Given problem → State the number of lines that include the string "color", and write nothing else.

Information provided →
** Start **

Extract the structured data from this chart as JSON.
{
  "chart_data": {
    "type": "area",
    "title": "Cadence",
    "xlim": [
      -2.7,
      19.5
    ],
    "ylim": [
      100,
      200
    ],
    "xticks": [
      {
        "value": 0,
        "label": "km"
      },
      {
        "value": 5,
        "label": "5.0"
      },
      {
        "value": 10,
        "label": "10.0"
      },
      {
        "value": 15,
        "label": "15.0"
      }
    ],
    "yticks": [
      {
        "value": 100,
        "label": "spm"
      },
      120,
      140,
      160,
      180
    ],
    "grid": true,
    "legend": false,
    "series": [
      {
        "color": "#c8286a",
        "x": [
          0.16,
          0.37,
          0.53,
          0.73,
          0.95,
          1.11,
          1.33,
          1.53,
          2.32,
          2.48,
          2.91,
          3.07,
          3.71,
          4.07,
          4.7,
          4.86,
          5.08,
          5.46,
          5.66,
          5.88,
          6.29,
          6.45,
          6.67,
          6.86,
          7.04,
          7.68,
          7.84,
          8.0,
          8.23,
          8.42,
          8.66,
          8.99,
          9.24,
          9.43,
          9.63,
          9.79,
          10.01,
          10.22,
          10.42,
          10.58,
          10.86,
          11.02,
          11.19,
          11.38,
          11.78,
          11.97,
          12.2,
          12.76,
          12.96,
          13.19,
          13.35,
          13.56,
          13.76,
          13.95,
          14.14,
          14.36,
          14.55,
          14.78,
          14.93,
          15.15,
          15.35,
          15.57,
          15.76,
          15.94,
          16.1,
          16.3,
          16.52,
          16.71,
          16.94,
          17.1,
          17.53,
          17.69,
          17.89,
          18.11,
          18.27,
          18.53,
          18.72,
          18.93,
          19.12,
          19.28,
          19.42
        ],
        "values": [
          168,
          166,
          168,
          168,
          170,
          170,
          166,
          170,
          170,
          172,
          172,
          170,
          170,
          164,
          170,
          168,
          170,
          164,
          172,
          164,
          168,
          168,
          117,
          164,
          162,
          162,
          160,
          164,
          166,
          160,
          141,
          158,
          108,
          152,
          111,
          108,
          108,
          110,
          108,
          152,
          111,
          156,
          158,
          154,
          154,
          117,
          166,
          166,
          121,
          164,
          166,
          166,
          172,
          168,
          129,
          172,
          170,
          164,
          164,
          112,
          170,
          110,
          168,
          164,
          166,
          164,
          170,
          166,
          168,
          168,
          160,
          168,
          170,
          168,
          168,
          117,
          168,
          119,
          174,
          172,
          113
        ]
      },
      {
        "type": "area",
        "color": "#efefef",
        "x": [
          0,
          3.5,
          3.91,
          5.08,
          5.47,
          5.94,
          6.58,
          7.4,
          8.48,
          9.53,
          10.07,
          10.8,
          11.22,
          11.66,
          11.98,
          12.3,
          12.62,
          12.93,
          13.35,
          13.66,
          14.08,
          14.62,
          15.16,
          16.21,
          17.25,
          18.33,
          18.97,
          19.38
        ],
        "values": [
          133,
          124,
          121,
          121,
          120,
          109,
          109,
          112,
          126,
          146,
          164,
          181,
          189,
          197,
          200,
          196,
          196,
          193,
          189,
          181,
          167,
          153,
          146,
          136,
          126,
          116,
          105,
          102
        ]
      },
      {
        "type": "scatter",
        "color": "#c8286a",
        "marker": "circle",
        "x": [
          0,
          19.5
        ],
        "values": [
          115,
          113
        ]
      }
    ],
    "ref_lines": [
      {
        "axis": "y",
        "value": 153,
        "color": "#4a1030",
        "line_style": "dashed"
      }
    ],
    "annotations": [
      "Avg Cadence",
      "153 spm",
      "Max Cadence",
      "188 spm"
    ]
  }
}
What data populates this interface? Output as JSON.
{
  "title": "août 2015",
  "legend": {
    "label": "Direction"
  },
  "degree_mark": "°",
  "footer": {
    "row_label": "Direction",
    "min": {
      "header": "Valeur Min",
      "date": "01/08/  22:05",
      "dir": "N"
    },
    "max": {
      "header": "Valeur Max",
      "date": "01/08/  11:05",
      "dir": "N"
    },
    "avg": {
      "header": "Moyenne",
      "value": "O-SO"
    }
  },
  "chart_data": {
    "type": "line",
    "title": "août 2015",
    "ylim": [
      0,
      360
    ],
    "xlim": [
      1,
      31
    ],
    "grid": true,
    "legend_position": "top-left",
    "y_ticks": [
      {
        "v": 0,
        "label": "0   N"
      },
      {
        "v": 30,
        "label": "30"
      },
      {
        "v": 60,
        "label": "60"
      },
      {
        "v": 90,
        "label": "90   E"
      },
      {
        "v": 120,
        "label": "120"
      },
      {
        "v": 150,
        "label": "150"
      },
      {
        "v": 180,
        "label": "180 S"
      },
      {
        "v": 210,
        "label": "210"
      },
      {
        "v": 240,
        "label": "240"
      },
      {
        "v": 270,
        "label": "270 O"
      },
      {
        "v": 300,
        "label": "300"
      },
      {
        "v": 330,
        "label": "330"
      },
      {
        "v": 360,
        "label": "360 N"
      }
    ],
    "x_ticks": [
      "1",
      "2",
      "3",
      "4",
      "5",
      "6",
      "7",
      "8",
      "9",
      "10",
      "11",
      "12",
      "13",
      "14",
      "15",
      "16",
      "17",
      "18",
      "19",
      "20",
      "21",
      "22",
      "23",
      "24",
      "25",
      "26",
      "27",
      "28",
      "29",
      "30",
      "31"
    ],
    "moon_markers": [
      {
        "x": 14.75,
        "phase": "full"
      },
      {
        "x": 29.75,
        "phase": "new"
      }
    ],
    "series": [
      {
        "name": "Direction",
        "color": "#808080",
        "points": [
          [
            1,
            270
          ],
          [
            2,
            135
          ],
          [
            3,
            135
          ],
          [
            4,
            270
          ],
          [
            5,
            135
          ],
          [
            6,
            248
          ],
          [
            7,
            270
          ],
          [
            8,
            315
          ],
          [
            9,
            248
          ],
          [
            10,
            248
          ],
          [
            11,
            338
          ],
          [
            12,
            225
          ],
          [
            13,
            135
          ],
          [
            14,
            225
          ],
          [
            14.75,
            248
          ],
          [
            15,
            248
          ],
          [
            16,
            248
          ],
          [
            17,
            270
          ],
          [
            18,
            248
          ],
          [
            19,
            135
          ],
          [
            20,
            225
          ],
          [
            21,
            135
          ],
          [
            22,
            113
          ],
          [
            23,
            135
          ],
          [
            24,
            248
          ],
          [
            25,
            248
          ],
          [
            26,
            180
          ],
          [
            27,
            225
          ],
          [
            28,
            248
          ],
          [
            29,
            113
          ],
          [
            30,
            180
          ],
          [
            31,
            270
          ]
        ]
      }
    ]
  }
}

** End **

Problem solution → 5